### WRITTEN INSTRUCTION
Find every line below that contains the word "stibnit" and copy it out.

### THE RECORDS
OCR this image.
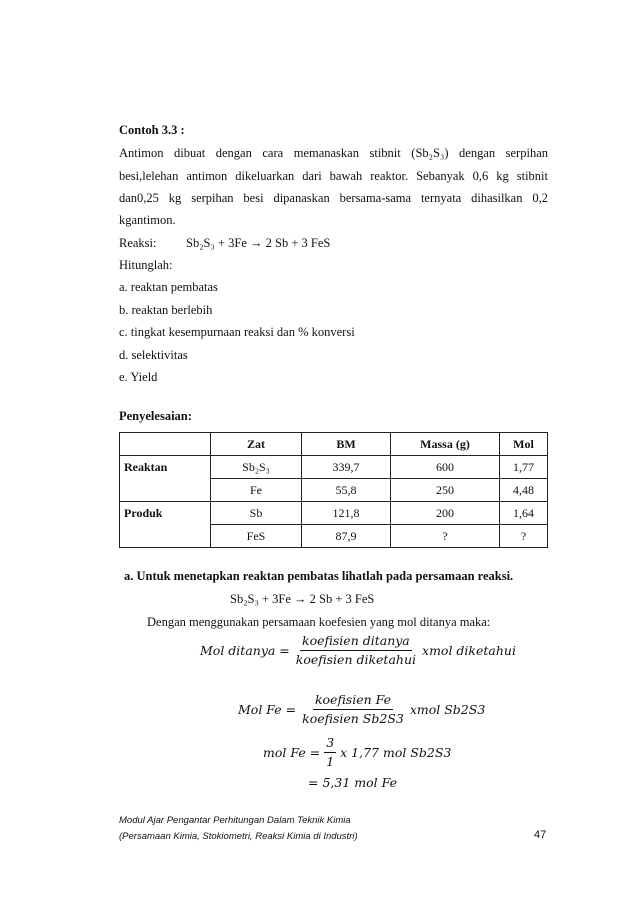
Contoh 3.3 :
Antimon dibuat dengan cara memanaskan stibnit (Sb₂S₃) dengan serpihan
besi,lelehan antimon dikeluarkan dari bawah reaktor. Sebanyak 0,6 kg stibnit
dan0,25 kg serpihan besi dipanaskan bersama-sama ternyata dihasilkan 0,2
kgantimon.
Reaksi: Sb₂S₃ + 3Fe → 2 Sb + 3 FeS
Hitunglah:
a. reaktan pembatas
b. reaktan berlebih
c. tingkat kesempurnaan reaksi dan % konversi
d. selektivitas
e. Yield
Penyelesaian:
	Zat	BM	Massa (g)	Mol
Reaktan	Sb₂S₃	339,7	600	1,77
	Fe	55,8	250	4,48
Produk	Sb	121,8	200	1,64
	FeS	87,9	?	?
a. Untuk menetapkan reaktan pembatas lihatlah pada persamaan reaksi.
Sb₂S₃ + 3Fe → 2 Sb + 3 FeS
Dengan menggunakan persamaan koefesien yang mol ditanya maka:
Mol ditanya = $\frac{\text{koefisien ditanya}}{\text{koefisien diketahui}}$ xmol diketahui
Mol $Fe = \frac{\text{koefisien Fe}}{\text{koefisien Sb2S3}}$ xmol Sb2S3
mol $Fe = \frac{3}{1}$ x 1,77 mol Sb2S3
= 5,31 mol Fe
Modul Ajar Pengantar Perhitungan Dalam Teknik Kimia
(Persamaan Kimia, Stokiometri, Reaksi Kimia di Industri)	47
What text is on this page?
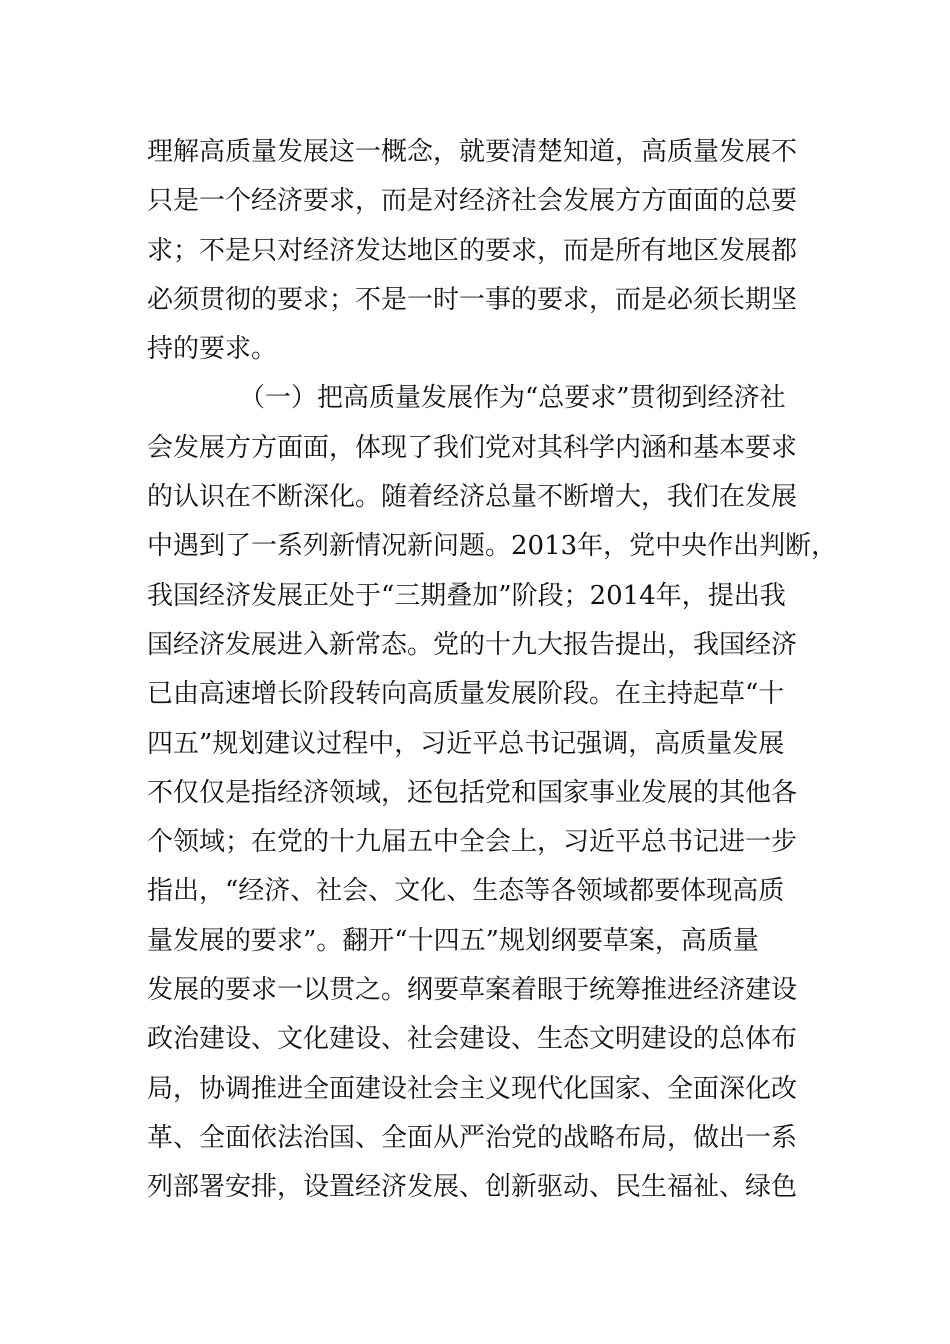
理解高质量发展这一概念，就要清楚知道，高质量发展不
只是一个经济要求，而是对经济社会发展方方面面的总要
求；不是只对经济发达地区的要求，而是所有地区发展都
必须贯彻的要求；不是一时一事的要求，而是必须长期坚
持的要求。
（一）把高质量发展作为“总要求”贯彻到经济社
会发展方方面面，体现了我们党对其科学内涵和基本要求
的认识在不断深化。随着经济总量不断增大，我们在发展
中遇到了一系列新情况新问题。2013年，党中央作出判断，
我国经济发展正处于“三期叠加”阶段；2014年，提出我
国经济发展进入新常态。党的十九大报告提出，我国经济
已由高速增长阶段转向高质量发展阶段。在主持起草“十
四五”规划建议过程中，习近平总书记强调，高质量发展
不仅仅是指经济领域，还包括党和国家事业发展的其他各
个领域；在党的十九届五中全会上，习近平总书记进一步
指出，“经济、社会、文化、生态等各领域都要体现高质
量发展的要求”。翻开“十四五”规划纲要草案，高质量
发展的要求一以贯之。纲要草案着眼于统筹推进经济建设
政治建设、文化建设、社会建设、生态文明建设的总体布
局，协调推进全面建设社会主义现代化国家、全面深化改
革、全面依法治国、全面从严治党的战略布局，做出一系
列部署安排，设置经济发展、创新驱动、民生福祉、绿色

### FINISHED TASK
Antimon dibuat dengan cara memanaskan stibnit (Sb₂S₃) dengan serpihan
besi,lelehan antimon dikeluarkan dari bawah reaktor. Sebanyak 0,6 kg stibnit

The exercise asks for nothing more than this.